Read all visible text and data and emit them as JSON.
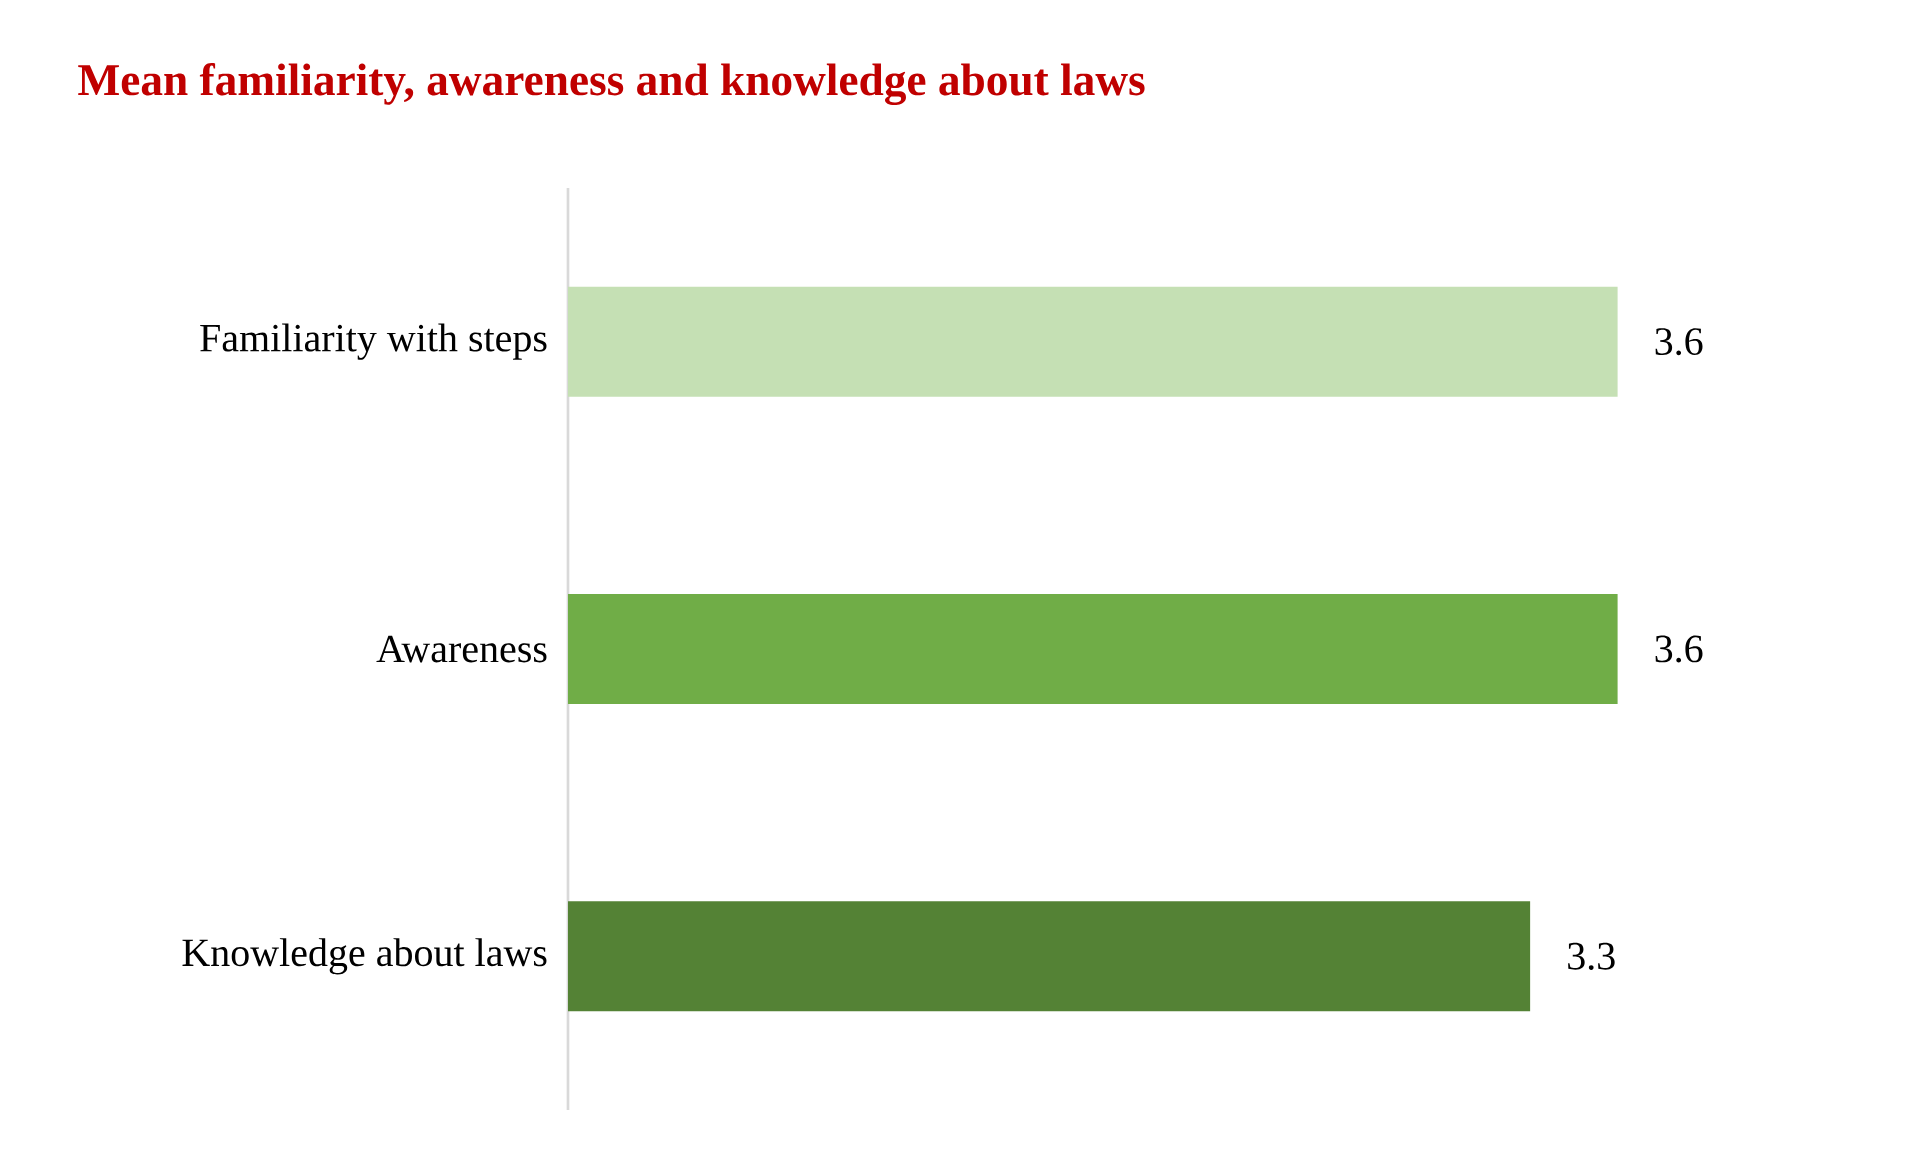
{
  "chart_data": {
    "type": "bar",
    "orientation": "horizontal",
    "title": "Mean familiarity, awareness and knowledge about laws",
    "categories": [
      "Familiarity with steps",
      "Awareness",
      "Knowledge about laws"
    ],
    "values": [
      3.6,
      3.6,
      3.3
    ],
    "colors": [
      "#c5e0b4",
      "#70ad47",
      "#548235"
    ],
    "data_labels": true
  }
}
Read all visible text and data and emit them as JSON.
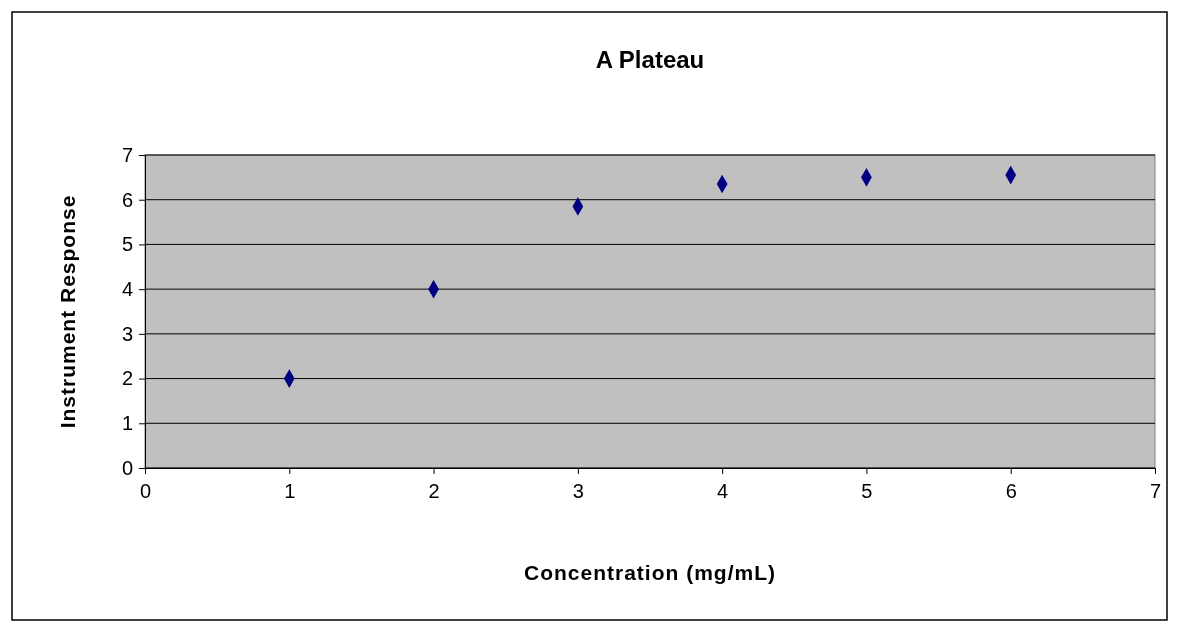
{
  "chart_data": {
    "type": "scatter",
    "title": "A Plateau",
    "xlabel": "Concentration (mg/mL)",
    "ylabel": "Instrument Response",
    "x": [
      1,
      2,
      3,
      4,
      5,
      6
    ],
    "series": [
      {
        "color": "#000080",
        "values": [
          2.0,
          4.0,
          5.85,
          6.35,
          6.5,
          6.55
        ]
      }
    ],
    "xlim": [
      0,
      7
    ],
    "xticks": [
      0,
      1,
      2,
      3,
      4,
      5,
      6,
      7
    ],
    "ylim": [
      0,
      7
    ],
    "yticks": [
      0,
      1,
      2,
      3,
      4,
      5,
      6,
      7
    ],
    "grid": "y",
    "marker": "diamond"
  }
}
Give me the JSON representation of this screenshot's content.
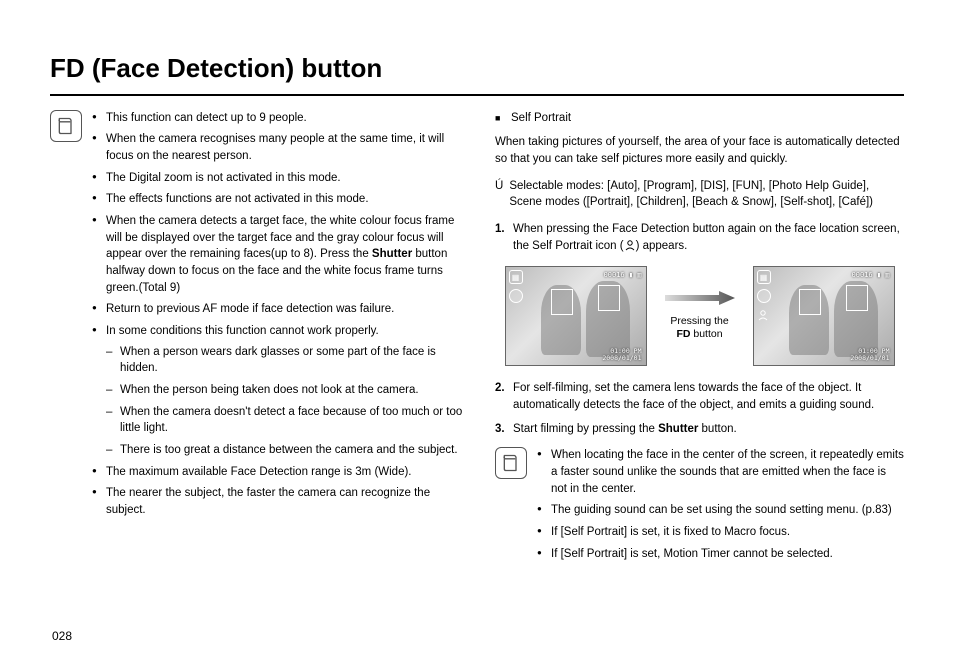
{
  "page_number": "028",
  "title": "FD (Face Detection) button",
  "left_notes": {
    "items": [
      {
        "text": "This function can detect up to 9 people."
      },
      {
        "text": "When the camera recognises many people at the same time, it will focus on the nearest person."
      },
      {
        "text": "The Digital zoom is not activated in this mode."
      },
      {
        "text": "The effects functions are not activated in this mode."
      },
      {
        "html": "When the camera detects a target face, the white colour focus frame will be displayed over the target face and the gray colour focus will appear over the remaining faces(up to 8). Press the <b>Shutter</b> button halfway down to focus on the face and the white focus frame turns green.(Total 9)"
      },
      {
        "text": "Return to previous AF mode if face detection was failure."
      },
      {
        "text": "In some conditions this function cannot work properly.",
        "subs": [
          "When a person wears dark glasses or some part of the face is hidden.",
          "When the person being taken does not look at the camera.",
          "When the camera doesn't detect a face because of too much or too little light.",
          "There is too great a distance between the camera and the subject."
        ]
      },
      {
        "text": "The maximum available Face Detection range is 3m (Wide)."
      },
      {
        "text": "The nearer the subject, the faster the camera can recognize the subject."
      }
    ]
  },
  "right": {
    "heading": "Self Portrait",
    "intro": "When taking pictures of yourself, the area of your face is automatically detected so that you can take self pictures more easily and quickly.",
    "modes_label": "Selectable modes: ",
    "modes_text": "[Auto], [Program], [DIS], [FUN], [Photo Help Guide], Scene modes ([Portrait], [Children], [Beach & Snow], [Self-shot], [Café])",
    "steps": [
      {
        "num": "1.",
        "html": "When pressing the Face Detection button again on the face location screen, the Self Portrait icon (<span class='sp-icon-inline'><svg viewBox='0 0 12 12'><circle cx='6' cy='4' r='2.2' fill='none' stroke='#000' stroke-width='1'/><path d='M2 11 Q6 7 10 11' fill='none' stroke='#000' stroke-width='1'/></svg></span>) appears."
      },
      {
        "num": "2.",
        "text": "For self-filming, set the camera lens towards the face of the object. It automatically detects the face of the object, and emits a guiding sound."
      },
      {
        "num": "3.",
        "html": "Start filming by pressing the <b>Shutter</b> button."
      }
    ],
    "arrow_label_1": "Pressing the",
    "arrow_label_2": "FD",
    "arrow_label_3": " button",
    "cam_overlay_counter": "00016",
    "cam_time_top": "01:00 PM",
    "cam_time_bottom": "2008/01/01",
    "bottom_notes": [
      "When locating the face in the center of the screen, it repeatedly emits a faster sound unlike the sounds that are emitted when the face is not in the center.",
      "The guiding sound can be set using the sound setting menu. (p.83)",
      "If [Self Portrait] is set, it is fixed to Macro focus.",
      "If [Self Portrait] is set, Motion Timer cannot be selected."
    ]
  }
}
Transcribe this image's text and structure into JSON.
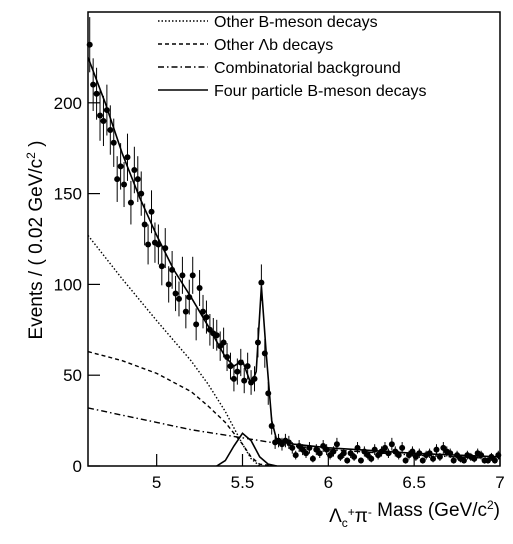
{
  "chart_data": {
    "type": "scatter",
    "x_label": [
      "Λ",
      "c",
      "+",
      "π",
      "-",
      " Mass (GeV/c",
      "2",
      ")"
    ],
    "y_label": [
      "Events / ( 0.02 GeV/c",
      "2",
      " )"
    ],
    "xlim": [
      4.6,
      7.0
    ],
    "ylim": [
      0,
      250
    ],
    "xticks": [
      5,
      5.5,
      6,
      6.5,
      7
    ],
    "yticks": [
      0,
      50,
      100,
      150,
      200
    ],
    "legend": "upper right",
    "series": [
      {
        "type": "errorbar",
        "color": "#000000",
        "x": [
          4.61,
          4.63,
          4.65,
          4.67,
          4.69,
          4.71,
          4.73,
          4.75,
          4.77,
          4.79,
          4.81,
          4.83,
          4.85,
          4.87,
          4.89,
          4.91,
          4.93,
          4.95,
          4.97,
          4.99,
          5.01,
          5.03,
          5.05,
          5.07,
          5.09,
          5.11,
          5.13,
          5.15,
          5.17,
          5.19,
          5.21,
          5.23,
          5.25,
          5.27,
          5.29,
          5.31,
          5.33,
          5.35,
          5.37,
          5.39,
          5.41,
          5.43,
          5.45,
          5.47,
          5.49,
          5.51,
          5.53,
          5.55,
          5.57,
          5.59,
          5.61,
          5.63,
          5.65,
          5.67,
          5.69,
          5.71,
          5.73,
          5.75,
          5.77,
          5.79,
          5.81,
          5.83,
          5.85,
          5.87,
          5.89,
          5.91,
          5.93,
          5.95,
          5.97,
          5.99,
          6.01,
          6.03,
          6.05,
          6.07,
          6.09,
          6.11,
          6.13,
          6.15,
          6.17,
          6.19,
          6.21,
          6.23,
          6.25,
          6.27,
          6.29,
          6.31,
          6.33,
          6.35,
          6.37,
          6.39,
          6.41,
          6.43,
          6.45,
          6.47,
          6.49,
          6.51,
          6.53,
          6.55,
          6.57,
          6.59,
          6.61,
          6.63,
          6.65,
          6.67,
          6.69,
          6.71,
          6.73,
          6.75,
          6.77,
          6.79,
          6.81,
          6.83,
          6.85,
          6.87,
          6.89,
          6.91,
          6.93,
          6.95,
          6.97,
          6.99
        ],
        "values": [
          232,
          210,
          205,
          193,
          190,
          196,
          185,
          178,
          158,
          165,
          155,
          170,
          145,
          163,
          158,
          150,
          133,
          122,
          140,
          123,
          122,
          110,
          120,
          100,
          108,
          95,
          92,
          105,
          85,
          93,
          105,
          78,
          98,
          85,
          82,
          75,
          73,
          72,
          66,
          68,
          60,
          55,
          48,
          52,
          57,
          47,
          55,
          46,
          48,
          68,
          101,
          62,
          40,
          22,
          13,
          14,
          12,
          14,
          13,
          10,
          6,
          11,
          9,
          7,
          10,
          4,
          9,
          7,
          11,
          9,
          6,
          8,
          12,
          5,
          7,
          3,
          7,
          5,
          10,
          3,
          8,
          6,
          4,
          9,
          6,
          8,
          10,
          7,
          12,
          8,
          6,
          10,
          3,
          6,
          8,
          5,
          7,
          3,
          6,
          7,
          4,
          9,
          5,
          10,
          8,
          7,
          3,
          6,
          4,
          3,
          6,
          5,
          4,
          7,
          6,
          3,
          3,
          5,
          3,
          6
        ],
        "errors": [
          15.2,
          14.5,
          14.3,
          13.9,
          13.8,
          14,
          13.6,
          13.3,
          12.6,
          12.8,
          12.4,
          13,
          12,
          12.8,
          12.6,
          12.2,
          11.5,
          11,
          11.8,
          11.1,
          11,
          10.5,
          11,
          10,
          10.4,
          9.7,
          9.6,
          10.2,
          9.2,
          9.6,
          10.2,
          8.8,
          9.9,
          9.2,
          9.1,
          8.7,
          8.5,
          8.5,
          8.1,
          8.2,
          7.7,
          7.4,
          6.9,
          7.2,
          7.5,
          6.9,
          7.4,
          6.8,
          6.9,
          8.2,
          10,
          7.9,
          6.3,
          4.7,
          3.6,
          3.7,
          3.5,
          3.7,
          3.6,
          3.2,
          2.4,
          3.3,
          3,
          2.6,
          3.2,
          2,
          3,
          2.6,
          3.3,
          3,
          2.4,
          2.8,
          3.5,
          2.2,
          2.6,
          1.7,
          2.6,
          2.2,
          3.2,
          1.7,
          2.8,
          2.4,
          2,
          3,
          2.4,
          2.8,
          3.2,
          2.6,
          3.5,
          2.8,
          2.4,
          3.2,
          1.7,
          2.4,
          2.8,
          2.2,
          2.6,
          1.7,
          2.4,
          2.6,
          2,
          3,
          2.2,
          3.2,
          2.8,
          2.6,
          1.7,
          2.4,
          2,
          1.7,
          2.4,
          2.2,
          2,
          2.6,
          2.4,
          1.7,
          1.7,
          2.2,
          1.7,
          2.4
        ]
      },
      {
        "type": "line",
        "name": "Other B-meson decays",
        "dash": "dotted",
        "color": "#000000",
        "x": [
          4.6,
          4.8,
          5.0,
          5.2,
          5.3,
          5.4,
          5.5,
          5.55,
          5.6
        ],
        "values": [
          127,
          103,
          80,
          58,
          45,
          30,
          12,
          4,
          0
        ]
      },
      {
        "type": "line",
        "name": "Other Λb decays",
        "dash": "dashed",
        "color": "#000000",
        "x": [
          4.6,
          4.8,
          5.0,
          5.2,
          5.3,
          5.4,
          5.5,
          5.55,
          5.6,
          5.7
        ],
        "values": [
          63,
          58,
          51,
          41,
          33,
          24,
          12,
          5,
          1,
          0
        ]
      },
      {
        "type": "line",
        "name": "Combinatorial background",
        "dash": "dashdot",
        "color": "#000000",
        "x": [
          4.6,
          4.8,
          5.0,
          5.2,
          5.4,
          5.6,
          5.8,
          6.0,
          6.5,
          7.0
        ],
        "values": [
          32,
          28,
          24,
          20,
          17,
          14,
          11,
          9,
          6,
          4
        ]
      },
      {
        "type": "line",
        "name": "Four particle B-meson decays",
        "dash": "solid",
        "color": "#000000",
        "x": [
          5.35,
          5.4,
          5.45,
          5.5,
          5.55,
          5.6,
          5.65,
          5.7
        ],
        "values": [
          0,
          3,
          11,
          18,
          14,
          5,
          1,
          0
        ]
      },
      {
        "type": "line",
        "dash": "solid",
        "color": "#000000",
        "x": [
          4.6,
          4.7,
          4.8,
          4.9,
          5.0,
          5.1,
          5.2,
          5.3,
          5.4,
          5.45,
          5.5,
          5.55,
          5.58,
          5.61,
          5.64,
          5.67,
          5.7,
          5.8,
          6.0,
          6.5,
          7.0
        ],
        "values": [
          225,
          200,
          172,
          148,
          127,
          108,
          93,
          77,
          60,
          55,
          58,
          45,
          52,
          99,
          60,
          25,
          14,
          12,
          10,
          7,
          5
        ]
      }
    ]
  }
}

§ The request: Filter the listing above for the string "Shutter" and copy every matching line.

§ Result for this task:
        "html": "When the camera detects a target face, the white colour focus frame will be displayed over the target face and the gray colour focus will appear over the remaining faces(up to 8). Press the <b>Shutter</b> button halfway down to focus on the face and the white focus frame turns green.(Total 9)"
        "html": "Start filming by pressing the <b>Shutter</b> button."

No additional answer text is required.